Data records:
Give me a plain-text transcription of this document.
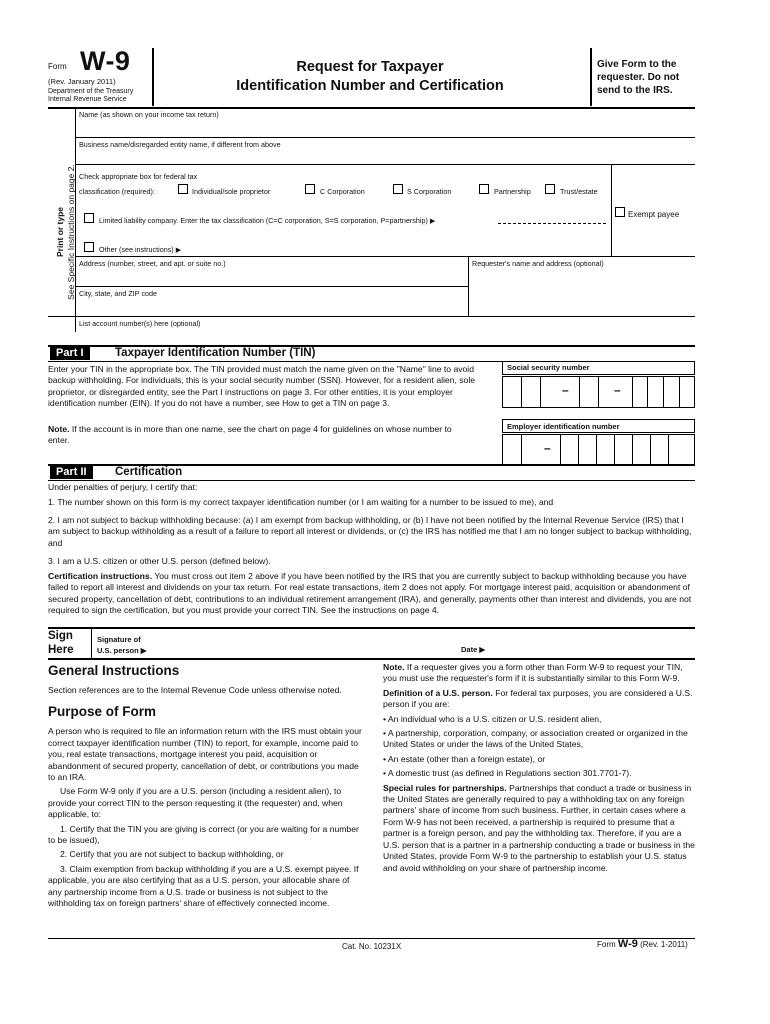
Form W-9
(Rev. January 2011)
Department of the Treasury
Internal Revenue Service
Request for Taxpayer
Identification Number and Certification
Give Form to the requester. Do not send to the IRS.
Print or type See Specific Instructions on page 2.
Name (as shown on your income tax return)
Business name/disregarded entity name, if different from above
Check appropriate box for federal tax
classification (required):	Individual/sole proprietor	C Corporation	S Corporation	Partnership	Trust/estate
Limited liability company. Enter the tax classification (C=C corporation, S=S corporation, P=partnership) ▶
Exempt payee
Other (see instructions) ▶
Address (number, street, and apt. or suite no.)	Requester's name and address (optional)
City, state, and ZIP code
List account number(s) here (optional)
Part I	Taxpayer Identification Number (TIN)
Enter your TIN in the appropriate box. The TIN provided must match the name given on the "Name" line to avoid backup withholding. For individuals, this is your social security number (SSN). However, for a resident alien, sole proprietor, or disregarded entity, see the Part I instructions on page 3. For other entities, it is your employer identification number (EIN). If you do not have a number, see How to get a TIN on page 3.
Note. If the account is in more than one name, see the chart on page 4 for guidelines on whose number to enter.
Social security number
–	–
Employer identification number
–
Part II	Certification
Under penalties of perjury, I certify that:
1. The number shown on this form is my correct taxpayer identification number (or I am waiting for a number to be issued to me), and
2. I am not subject to backup withholding because: (a) I am exempt from backup withholding, or (b) I have not been notified by the Internal Revenue Service (IRS) that I am subject to backup withholding as a result of a failure to report all interest or dividends, or (c) the IRS has notified me that I am no longer subject to backup withholding, and
3. I am a U.S. citizen or other U.S. person (defined below).
Certification instructions. You must cross out item 2 above if you have been notified by the IRS that you are currently subject to backup withholding because you have failed to report all interest and dividends on your tax return. For real estate transactions, item 2 does not apply. For mortgage interest paid, acquisition or abandonment of secured property, cancellation of debt, contributions to an individual retirement arrangement (IRA), and generally, payments other than interest and dividends, you are not required to sign the certification, but you must provide your correct TIN. See the instructions on page 4.
Sign
Here
Signature of
U.S. person ▶	Date ▶
General Instructions
Section references are to the Internal Revenue Code unless otherwise noted.
Purpose of Form

A person who is required to file an information return with the IRS must obtain your correct taxpayer identification number (TIN) to report, for example, income paid to you, real estate transactions, mortgage interest you paid, acquisition or abandonment of secured property, cancellation of debt, or contributions you made to an IRA.

Use Form W-9 only if you are a U.S. person (including a resident alien), to provide your correct TIN to the person requesting it (the requester) and, when applicable, to:

1. Certify that the TIN you are giving is correct (or you are waiting for a number to be issued),

2. Certify that you are not subject to backup withholding, or

3. Claim exemption from backup withholding if you are a U.S. exempt payee. If applicable, you are also certifying that as a U.S. person, your allocable share of any partnership income from a U.S. trade or business is not subject to the withholding tax on foreign partners' share of effectively connected income.

Note. If a requester gives you a form other than Form W-9 to request your TIN, you must use the requester's form if it is substantially similar to this Form W-9.

Definition of a U.S. person. For federal tax purposes, you are considered a U.S. person if you are:

• An individual who is a U.S. citizen or U.S. resident alien,

• A partnership, corporation, company, or association created or organized in the United States or under the laws of the United States,

• An estate (other than a foreign estate), or

• A domestic trust (as defined in Regulations section 301.7701-7).

Special rules for partnerships. Partnerships that conduct a trade or business in the United States are generally required to pay a withholding tax on any foreign partners' share of income from such business. Further, in certain cases where a Form W-9 has not been received, a partnership is required to presume that a partner is a foreign person, and pay the withholding tax. Therefore, if you are a U.S. person that is a partner in a partnership conducting a trade or business in the United States, provide Form W-9 to the partnership to establish your U.S. status and avoid withholding on your share of partnership income.

Cat. No. 10231X	Form W-9 (Rev. 1-2011)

[Goal of the exercise]
Transcribe the full listing above exactly as it stands, minus the pictures.

[Result below]
Give me a plain-text transcription of this document.
Form W-9
(Rev. January 2011)
Department of the Treasury
Internal Revenue Service
Request for Taxpayer
Identification Number and Certification
Give Form to the requester. Do not send to the IRS.
Print or type See Specific Instructions on page 2.
Name (as shown on your income tax return)
Business name/disregarded entity name, if different from above
Check appropriate box for federal tax
classification (required):	Individual/sole proprietor	C Corporation	S Corporation	Partnership	Trust/estate
Limited liability company. Enter the tax classification (C=C corporation, S=S corporation, P=partnership) ▶
Exempt payee
Other (see instructions) ▶
Address (number, street, and apt. or suite no.)	Requester's name and address (optional)
City, state, and ZIP code
List account number(s) here (optional)
Part I	Taxpayer Identification Number (TIN)
Enter your TIN in the appropriate box. The TIN provided must match the name given on the "Name" line to avoid backup withholding. For individuals, this is your social security number (SSN). However, for a resident alien, sole proprietor, or disregarded entity, see the Part I instructions on page 3. For other entities, it is your employer identification number (EIN). If you do not have a number, see How to get a TIN on page 3.
Note. If the account is in more than one name, see the chart on page 4 for guidelines on whose number to enter.
Social security number
–	–
Employer identification number
–
Part II	Certification
Under penalties of perjury, I certify that:
1. The number shown on this form is my correct taxpayer identification number (or I am waiting for a number to be issued to me), and
2. I am not subject to backup withholding because: (a) I am exempt from backup withholding, or (b) I have not been notified by the Internal Revenue Service (IRS) that I am subject to backup withholding as a result of a failure to report all interest or dividends, or (c) the IRS has notified me that I am no longer subject to backup withholding, and
3. I am a U.S. citizen or other U.S. person (defined below).
Certification instructions. You must cross out item 2 above if you have been notified by the IRS that you are currently subject to backup withholding because you have failed to report all interest and dividends on your tax return. For real estate transactions, item 2 does not apply. For mortgage interest paid, acquisition or abandonment of secured property, cancellation of debt, contributions to an individual retirement arrangement (IRA), and generally, payments other than interest and dividends, you are not required to sign the certification, but you must provide your correct TIN. See the instructions on page 4.
Sign
Here
Signature of
U.S. person ▶	Date ▶
General Instructions
Section references are to the Internal Revenue Code unless otherwise noted.
Purpose of Form

A person who is required to file an information return with the IRS must obtain your correct taxpayer identification number (TIN) to report, for example, income paid to you, real estate transactions, mortgage interest you paid, acquisition or abandonment of secured property, cancellation of debt, or contributions you made to an IRA.

Use Form W-9 only if you are a U.S. person (including a resident alien), to provide your correct TIN to the person requesting it (the requester) and, when applicable, to:

1. Certify that the TIN you are giving is correct (or you are waiting for a number to be issued),

2. Certify that you are not subject to backup withholding, or

3. Claim exemption from backup withholding if you are a U.S. exempt payee. If applicable, you are also certifying that as a U.S. person, your allocable share of any partnership income from a U.S. trade or business is not subject to the withholding tax on foreign partners' share of effectively connected income.

Note. If a requester gives you a form other than Form W-9 to request your TIN, you must use the requester's form if it is substantially similar to this Form W-9.

Definition of a U.S. person. For federal tax purposes, you are considered a U.S. person if you are:

• An individual who is a U.S. citizen or U.S. resident alien,

• A partnership, corporation, company, or association created or organized in the United States or under the laws of the United States,

• An estate (other than a foreign estate), or

• A domestic trust (as defined in Regulations section 301.7701-7).

Special rules for partnerships. Partnerships that conduct a trade or business in the United States are generally required to pay a withholding tax on any foreign partners' share of income from such business. Further, in certain cases where a Form W-9 has not been received, a partnership is required to presume that a partner is a foreign person, and pay the withholding tax. Therefore, if you are a U.S. person that is a partner in a partnership conducting a trade or business in the United States, provide Form W-9 to the partnership to establish your U.S. status and avoid withholding on your share of partnership income.

Cat. No. 10231X	Form W-9 (Rev. 1-2011)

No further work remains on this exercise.